→ **Provided material**:
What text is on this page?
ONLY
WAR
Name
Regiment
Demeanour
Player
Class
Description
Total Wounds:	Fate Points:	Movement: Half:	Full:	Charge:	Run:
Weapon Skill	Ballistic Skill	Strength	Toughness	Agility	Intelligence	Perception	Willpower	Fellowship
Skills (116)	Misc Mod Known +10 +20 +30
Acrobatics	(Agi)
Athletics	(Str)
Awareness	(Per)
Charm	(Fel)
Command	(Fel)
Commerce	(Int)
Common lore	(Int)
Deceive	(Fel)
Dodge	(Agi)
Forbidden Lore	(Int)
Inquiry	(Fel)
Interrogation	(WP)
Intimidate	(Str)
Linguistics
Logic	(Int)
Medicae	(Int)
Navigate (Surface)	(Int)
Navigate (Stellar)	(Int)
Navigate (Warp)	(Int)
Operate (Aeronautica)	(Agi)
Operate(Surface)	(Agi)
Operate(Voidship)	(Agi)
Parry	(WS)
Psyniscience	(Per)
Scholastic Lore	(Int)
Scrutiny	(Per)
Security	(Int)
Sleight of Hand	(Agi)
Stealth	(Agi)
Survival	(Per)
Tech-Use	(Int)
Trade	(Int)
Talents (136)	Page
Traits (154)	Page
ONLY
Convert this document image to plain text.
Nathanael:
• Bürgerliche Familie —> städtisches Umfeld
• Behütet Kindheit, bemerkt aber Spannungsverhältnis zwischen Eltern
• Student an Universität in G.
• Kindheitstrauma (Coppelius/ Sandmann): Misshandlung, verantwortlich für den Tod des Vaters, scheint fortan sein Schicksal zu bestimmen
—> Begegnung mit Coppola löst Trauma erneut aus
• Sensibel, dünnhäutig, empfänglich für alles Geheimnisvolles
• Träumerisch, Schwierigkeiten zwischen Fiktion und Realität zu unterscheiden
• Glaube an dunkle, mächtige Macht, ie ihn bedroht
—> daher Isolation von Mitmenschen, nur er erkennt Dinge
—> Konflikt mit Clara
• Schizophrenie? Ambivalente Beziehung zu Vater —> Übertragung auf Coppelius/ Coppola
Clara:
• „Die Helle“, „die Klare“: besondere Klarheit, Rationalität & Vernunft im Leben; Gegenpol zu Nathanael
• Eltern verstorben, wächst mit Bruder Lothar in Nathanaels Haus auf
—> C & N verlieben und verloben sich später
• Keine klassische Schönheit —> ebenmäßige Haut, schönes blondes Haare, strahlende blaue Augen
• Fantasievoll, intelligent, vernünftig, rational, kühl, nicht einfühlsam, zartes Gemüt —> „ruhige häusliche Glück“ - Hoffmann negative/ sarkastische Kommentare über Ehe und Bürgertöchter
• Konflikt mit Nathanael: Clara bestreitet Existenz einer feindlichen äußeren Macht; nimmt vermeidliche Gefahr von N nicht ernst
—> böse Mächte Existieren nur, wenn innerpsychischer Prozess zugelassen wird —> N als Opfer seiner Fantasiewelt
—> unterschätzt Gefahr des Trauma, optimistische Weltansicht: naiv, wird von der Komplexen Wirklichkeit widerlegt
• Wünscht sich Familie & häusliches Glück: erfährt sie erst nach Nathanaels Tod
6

→ **What you should do**:
Identify the lines in the entries above that contain "Coppola", then copy them out.

→ **Response to the task**:
—> Begegnung mit Coppola löst Trauma erneut aus
• Schizophrenie? Ambivalente Beziehung zu Vater —> Übertragung auf Coppelius/ Coppola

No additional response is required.